_RECORDS SUPPLIED_.

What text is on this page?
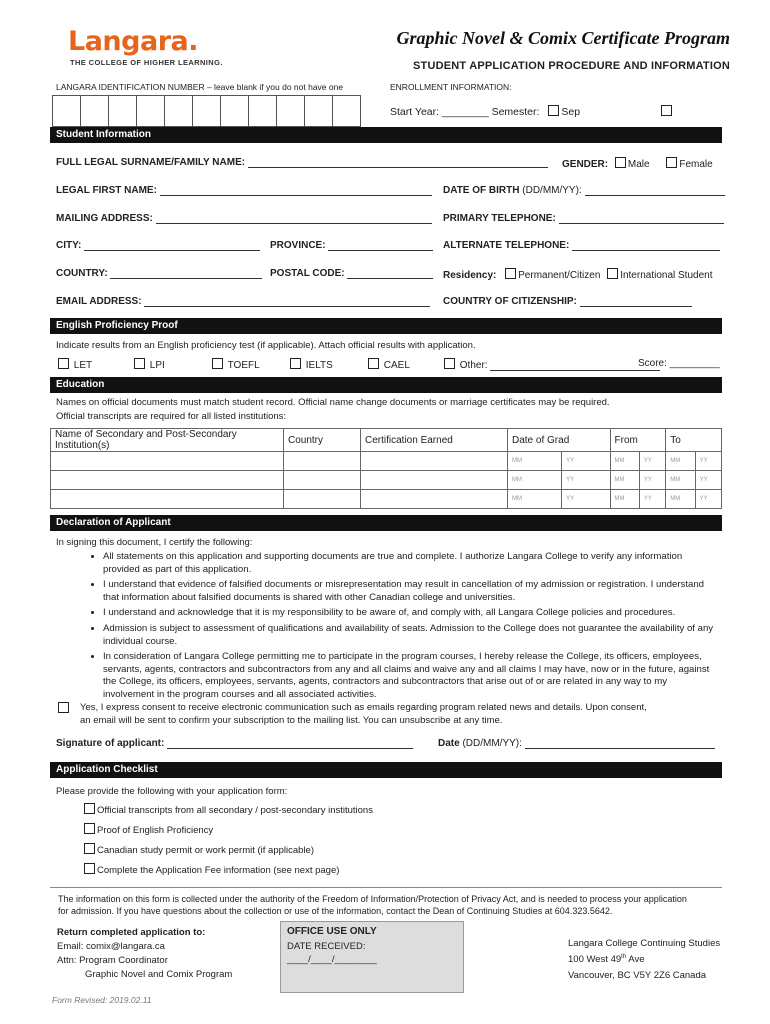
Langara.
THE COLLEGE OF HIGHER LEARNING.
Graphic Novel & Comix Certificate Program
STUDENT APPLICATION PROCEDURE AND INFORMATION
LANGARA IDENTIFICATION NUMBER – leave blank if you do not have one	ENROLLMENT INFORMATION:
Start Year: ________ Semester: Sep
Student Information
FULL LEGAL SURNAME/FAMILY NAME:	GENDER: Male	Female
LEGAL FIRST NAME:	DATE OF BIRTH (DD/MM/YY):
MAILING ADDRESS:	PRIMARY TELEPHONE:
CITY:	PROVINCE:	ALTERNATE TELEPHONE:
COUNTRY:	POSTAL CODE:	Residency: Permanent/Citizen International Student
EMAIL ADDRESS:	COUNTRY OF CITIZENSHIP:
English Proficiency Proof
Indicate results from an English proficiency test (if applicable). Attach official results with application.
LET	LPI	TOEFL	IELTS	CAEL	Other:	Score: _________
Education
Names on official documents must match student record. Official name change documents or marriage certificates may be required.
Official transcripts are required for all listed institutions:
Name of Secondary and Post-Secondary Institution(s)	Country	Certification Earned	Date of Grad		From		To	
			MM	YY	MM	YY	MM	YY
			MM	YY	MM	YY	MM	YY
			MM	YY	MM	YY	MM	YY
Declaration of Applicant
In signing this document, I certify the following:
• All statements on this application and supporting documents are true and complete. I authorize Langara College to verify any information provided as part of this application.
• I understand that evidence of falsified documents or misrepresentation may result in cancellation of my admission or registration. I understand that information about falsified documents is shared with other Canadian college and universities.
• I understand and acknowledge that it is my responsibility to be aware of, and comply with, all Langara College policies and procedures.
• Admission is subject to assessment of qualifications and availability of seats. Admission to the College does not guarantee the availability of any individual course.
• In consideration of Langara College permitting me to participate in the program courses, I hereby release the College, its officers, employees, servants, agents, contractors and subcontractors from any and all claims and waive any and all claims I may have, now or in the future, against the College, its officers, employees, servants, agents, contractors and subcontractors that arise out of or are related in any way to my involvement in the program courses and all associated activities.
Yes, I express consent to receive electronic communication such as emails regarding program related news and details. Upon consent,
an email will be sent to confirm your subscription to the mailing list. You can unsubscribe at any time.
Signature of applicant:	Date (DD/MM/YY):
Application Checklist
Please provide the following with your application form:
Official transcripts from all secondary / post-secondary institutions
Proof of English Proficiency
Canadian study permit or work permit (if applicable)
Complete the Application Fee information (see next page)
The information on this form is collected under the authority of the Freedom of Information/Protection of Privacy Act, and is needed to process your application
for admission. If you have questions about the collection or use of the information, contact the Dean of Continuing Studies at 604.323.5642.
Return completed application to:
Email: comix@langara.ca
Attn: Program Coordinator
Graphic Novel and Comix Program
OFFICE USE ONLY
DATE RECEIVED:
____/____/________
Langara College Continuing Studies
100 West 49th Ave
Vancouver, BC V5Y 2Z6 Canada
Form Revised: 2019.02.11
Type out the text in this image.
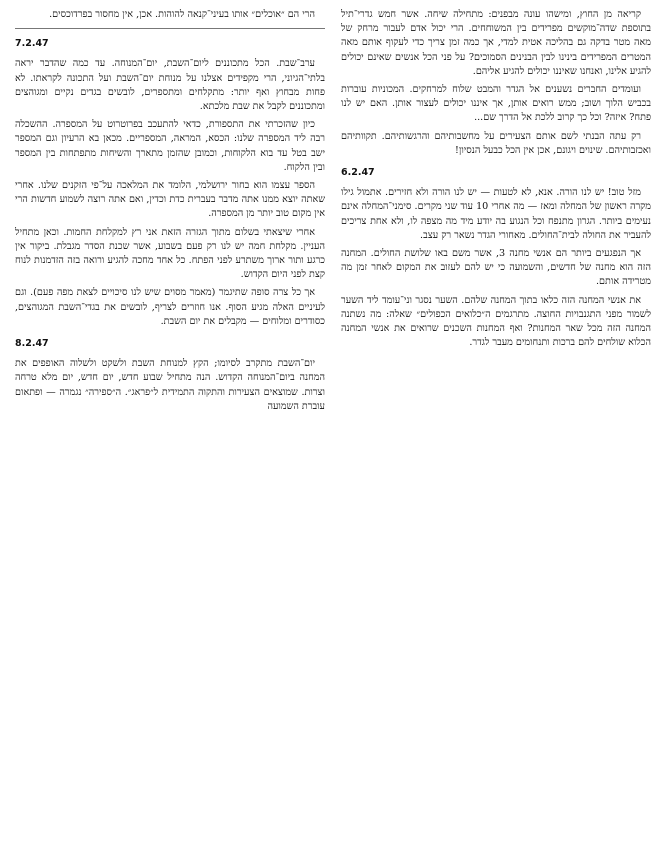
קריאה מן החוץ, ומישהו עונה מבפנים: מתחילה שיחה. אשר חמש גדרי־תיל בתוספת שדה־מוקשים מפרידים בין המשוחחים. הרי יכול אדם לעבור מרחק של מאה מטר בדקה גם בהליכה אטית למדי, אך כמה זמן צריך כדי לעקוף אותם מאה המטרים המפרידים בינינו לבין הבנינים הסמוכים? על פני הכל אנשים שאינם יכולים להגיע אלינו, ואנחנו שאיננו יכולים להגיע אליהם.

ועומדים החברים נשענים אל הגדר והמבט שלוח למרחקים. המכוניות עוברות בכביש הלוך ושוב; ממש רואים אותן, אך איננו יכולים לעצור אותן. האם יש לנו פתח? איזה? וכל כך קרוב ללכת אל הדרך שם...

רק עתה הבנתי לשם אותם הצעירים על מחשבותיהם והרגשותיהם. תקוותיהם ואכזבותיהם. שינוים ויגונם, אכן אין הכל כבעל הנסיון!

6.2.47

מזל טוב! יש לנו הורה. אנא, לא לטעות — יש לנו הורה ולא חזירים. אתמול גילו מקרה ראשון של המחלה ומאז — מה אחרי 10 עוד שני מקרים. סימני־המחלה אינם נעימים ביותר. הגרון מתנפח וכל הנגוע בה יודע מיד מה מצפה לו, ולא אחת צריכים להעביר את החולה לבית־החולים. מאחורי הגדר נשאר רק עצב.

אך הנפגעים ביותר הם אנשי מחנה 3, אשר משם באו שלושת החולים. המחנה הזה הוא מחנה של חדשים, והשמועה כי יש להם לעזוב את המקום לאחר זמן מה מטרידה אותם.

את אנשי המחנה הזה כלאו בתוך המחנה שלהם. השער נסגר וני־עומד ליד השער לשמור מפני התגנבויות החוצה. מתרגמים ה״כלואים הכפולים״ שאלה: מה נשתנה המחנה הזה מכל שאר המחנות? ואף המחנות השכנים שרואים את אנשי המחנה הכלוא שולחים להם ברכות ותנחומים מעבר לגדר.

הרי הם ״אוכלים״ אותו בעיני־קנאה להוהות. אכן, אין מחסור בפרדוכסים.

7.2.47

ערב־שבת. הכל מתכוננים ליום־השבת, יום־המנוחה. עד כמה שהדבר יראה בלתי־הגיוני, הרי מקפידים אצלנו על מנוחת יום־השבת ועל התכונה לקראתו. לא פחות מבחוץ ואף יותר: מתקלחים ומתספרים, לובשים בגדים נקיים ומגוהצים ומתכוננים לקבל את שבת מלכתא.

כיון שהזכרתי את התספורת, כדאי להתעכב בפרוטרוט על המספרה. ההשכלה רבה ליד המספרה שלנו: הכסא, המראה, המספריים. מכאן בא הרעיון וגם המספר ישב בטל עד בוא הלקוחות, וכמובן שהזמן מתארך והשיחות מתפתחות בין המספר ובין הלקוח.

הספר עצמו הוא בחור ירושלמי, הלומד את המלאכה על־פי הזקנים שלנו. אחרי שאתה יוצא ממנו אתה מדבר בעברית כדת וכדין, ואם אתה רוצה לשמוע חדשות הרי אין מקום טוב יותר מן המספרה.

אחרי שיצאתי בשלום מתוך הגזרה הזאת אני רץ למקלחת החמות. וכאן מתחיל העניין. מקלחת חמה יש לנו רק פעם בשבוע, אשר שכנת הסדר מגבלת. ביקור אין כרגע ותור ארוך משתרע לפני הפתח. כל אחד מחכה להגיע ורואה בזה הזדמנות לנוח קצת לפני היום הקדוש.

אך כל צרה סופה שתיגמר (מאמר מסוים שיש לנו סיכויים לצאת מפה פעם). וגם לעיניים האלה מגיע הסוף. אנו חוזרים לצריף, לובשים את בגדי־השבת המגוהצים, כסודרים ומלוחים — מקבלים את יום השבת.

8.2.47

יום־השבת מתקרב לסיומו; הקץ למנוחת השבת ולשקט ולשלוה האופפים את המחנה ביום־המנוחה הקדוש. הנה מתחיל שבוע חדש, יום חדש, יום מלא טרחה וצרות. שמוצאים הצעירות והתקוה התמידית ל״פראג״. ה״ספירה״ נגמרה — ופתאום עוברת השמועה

_WHAT THIS TASK INVOLVES_.
Every line of the data above should be quoted exactly. Omit the pictures.

_OUTPUT FOR THIS EXERCISE_.
What text is on this page?
Langara.
THE COLLEGE OF HIGHER LEARNING.
Graphic Novel & Comix Certificate Program
STUDENT APPLICATION PROCEDURE AND INFORMATION
LANGARA IDENTIFICATION NUMBER – leave blank if you do not have one	ENROLLMENT INFORMATION:
Start Year: ________ Semester: Sep
Student Information
FULL LEGAL SURNAME/FAMILY NAME:	GENDER: Male	Female
LEGAL FIRST NAME:	DATE OF BIRTH (DD/MM/YY):
MAILING ADDRESS:	PRIMARY TELEPHONE:
CITY:	PROVINCE:	ALTERNATE TELEPHONE:
COUNTRY:	POSTAL CODE:	Residency: Permanent/Citizen International Student
EMAIL ADDRESS:	COUNTRY OF CITIZENSHIP:
English Proficiency Proof
Indicate results from an English proficiency test (if applicable). Attach official results with application.
LET	LPI	TOEFL	IELTS	CAEL	Other:	Score: _________
Education
Names on official documents must match student record. Official name change documents or marriage certificates may be required.
Official transcripts are required for all listed institutions:
Name of Secondary and Post-Secondary Institution(s)	Country	Certification Earned	Date of Grad		From		To	
			MM	YY	MM	YY	MM	YY
			MM	YY	MM	YY	MM	YY
			MM	YY	MM	YY	MM	YY
Declaration of Applicant
In signing this document, I certify the following:
• All statements on this application and supporting documents are true and complete. I authorize Langara College to verify any information provided as part of this application.
• I understand that evidence of falsified documents or misrepresentation may result in cancellation of my admission or registration. I understand that information about falsified documents is shared with other Canadian college and universities.
• I understand and acknowledge that it is my responsibility to be aware of, and comply with, all Langara College policies and procedures.
• Admission is subject to assessment of qualifications and availability of seats. Admission to the College does not guarantee the availability of any individual course.
• In consideration of Langara College permitting me to participate in the program courses, I hereby release the College, its officers, employees, servants, agents, contractors and subcontractors from any and all claims and waive any and all claims I may have, now or in the future, against the College, its officers, employees, servants, agents, contractors and subcontractors that arise out of or are related in any way to my involvement in the program courses and all associated activities.
Yes, I express consent to receive electronic communication such as emails regarding program related news and details. Upon consent,
an email will be sent to confirm your subscription to the mailing list. You can unsubscribe at any time.
Signature of applicant:	Date (DD/MM/YY):
Application Checklist
Please provide the following with your application form:
Official transcripts from all secondary / post-secondary institutions
Proof of English Proficiency
Canadian study permit or work permit (if applicable)
Complete the Application Fee information (see next page)
The information on this form is collected under the authority of the Freedom of Information/Protection of Privacy Act, and is needed to process your application
for admission. If you have questions about the collection or use of the information, contact the Dean of Continuing Studies at 604.323.5642.
Return completed application to:
Email: comix@langara.ca
Attn: Program Coordinator
Graphic Novel and Comix Program
OFFICE USE ONLY
DATE RECEIVED:
____/____/________
Langara College Continuing Studies
100 West 49th Ave
Vancouver, BC V5Y 2Z6 Canada
Form Revised: 2019.02.11
Type out the text in this image.
קריאה מן החוץ, ומישהו עונה מבפנים: מתחילה שיחה. אשר חמש גדרי־תיל בתוספת שדה־מוקשים מפרידים בין המשוחחים. הרי יכול אדם לעבור מרחק של מאה מטר בדקה גם בהליכה אטית למדי, אך כמה זמן צריך כדי לעקוף אותם מאה המטרים המפרידים בינינו לבין הבנינים הסמוכים? על פני הכל אנשים שאינם יכולים להגיע אלינו, ואנחנו שאיננו יכולים להגיע אליהם.

ועומדים החברים נשענים אל הגדר והמבט שלוח למרחקים. המכוניות עוברות בכביש הלוך ושוב; ממש רואים אותן, אך איננו יכולים לעצור אותן. האם יש לנו פתח? איזה? וכל כך קרוב ללכת אל הדרך שם...

רק עתה הבנתי לשם אותם הצעירים על מחשבותיהם והרגשותיהם. תקוותיהם ואכזבותיהם. שינוים ויגונם, אכן אין הכל כבעל הנסיון!

6.2.47

מזל טוב! יש לנו הורה. אנא, לא לטעות — יש לנו הורה ולא חזירים. אתמול גילו מקרה ראשון של המחלה ומאז — מה אחרי 10 עוד שני מקרים. סימני־המחלה אינם נעימים ביותר. הגרון מתנפח וכל הנגוע בה יודע מיד מה מצפה לו, ולא אחת צריכים להעביר את החולה לבית־החולים. מאחורי הגדר נשאר רק עצב.

אך הנפגעים ביותר הם אנשי מחנה 3, אשר משם באו שלושת החולים. המחנה הזה הוא מחנה של חדשים, והשמועה כי יש להם לעזוב את המקום לאחר זמן מה מטרידה אותם.

את אנשי המחנה הזה כלאו בתוך המחנה שלהם. השער נסגר וני־עומד ליד השער לשמור מפני התגנבויות החוצה. מתרגמים ה״כלואים הכפולים״ שאלה: מה נשתנה המחנה הזה מכל שאר המחנות? ואף המחנות השכנים שרואים את אנשי המחנה הכלוא שולחים להם ברכות ותנחומים מעבר לגדר.

הרי הם ״אוכלים״ אותו בעיני־קנאה להוהות. אכן, אין מחסור בפרדוכסים.

7.2.47

ערב־שבת. הכל מתכוננים ליום־השבת, יום־המנוחה. עד כמה שהדבר יראה בלתי־הגיוני, הרי מקפידים אצלנו על מנוחת יום־השבת ועל התכונה לקראתו. לא פחות מבחוץ ואף יותר: מתקלחים ומתספרים, לובשים בגדים נקיים ומגוהצים ומתכוננים לקבל את שבת מלכתא.

כיון שהזכרתי את התספורת, כדאי להתעכב בפרוטרוט על המספרה. ההשכלה רבה ליד המספרה שלנו: הכסא, המראה, המספריים. מכאן בא הרעיון וגם המספר ישב בטל עד בוא הלקוחות, וכמובן שהזמן מתארך והשיחות מתפתחות בין המספר ובין הלקוח.

הספר עצמו הוא בחור ירושלמי, הלומד את המלאכה על־פי הזקנים שלנו. אחרי שאתה יוצא ממנו אתה מדבר בעברית כדת וכדין, ואם אתה רוצה לשמוע חדשות הרי אין מקום טוב יותר מן המספרה.

אחרי שיצאתי בשלום מתוך הגזרה הזאת אני רץ למקלחת החמות. וכאן מתחיל העניין. מקלחת חמה יש לנו רק פעם בשבוע, אשר שכנת הסדר מגבלת. ביקור אין כרגע ותור ארוך משתרע לפני הפתח. כל אחד מחכה להגיע ורואה בזה הזדמנות לנוח קצת לפני היום הקדוש.

אך כל צרה סופה שתיגמר (מאמר מסוים שיש לנו סיכויים לצאת מפה פעם). וגם לעיניים האלה מגיע הסוף. אנו חוזרים לצריף, לובשים את בגדי־השבת המגוהצים, כסודרים ומלוחים — מקבלים את יום השבת.

8.2.47

יום־השבת מתקרב לסיומו; הקץ למנוחת השבת ולשקט ולשלוה האופפים את המחנה ביום־המנוחה הקדוש. הנה מתחיל שבוע חדש, יום חדש, יום מלא טרחה וצרות. שמוצאים הצעירות והתקוה התמידית ל״פראג״. ה״ספירה״ נגמרה — ופתאום עוברת השמועה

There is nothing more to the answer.